[Description of the task] Please repeat every line of the records below word for word, changing nothing.

[Data lines]

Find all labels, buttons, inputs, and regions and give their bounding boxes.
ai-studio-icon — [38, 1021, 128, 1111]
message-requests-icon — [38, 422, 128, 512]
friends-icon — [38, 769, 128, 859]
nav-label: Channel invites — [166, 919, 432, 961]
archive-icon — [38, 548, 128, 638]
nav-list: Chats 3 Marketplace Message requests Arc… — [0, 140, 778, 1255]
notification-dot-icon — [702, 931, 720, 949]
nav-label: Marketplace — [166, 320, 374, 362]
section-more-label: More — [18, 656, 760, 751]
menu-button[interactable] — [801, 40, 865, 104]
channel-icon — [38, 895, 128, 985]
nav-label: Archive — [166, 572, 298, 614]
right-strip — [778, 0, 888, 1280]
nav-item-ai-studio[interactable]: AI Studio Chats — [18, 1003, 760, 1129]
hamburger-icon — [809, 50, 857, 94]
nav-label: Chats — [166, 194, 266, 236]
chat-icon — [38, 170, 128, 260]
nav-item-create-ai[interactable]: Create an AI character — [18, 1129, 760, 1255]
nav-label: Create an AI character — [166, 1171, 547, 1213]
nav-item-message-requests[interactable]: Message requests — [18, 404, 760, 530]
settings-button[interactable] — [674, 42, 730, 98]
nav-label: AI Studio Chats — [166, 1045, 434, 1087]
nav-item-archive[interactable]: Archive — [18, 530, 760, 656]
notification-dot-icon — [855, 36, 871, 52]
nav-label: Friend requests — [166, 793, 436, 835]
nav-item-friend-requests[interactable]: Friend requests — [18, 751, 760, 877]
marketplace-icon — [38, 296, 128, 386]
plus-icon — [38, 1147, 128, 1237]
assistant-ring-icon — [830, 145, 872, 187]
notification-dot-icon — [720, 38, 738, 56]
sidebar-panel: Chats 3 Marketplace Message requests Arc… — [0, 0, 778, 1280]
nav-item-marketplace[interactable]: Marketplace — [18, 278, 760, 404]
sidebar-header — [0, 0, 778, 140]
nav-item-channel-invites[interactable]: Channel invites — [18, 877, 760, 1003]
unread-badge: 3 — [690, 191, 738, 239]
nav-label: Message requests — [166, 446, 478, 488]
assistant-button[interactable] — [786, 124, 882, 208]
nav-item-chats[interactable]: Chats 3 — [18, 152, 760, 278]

[Complete answer]
Find all labels, buttons, inputs, and regions and give their bounding boxes.
ai-studio-icon — [38, 1021, 128, 1111]
message-requests-icon — [38, 422, 128, 512]
friends-icon — [38, 769, 128, 859]
nav-label: Channel invites — [166, 919, 432, 961]
archive-icon — [38, 548, 128, 638]
nav-list: Chats 3 Marketplace Message requests Arc… — [0, 140, 778, 1255]
notification-dot-icon — [702, 931, 720, 949]
nav-label: Marketplace — [166, 320, 374, 362]
section-more-label: More — [18, 656, 760, 751]
menu-button[interactable] — [801, 40, 865, 104]
channel-icon — [38, 895, 128, 985]
nav-label: Archive — [166, 572, 298, 614]
right-strip — [778, 0, 888, 1280]
nav-item-ai-studio[interactable]: AI Studio Chats — [18, 1003, 760, 1129]
hamburger-icon — [809, 50, 857, 94]
nav-label: Chats — [166, 194, 266, 236]
chat-icon — [38, 170, 128, 260]
nav-item-create-ai[interactable]: Create an AI character — [18, 1129, 760, 1255]
nav-label: Create an AI character — [166, 1171, 547, 1213]
nav-item-message-requests[interactable]: Message requests — [18, 404, 760, 530]
settings-button[interactable] — [674, 42, 730, 98]
nav-label: AI Studio Chats — [166, 1045, 434, 1087]
nav-item-archive[interactable]: Archive — [18, 530, 760, 656]
notification-dot-icon — [855, 36, 871, 52]
nav-label: Friend requests — [166, 793, 436, 835]
nav-item-friend-requests[interactable]: Friend requests — [18, 751, 760, 877]
marketplace-icon — [38, 296, 128, 386]
plus-icon — [38, 1147, 128, 1237]
assistant-ring-icon — [830, 145, 872, 187]
notification-dot-icon — [720, 38, 738, 56]
sidebar-panel: Chats 3 Marketplace Message requests Arc… — [0, 0, 778, 1280]
nav-item-marketplace[interactable]: Marketplace — [18, 278, 760, 404]
sidebar-header — [0, 0, 778, 140]
nav-item-channel-invites[interactable]: Channel invites — [18, 877, 760, 1003]
unread-badge: 3 — [690, 191, 738, 239]
nav-label: Message requests — [166, 446, 478, 488]
assistant-button[interactable] — [786, 124, 882, 208]
nav-item-chats[interactable]: Chats 3 — [18, 152, 760, 278]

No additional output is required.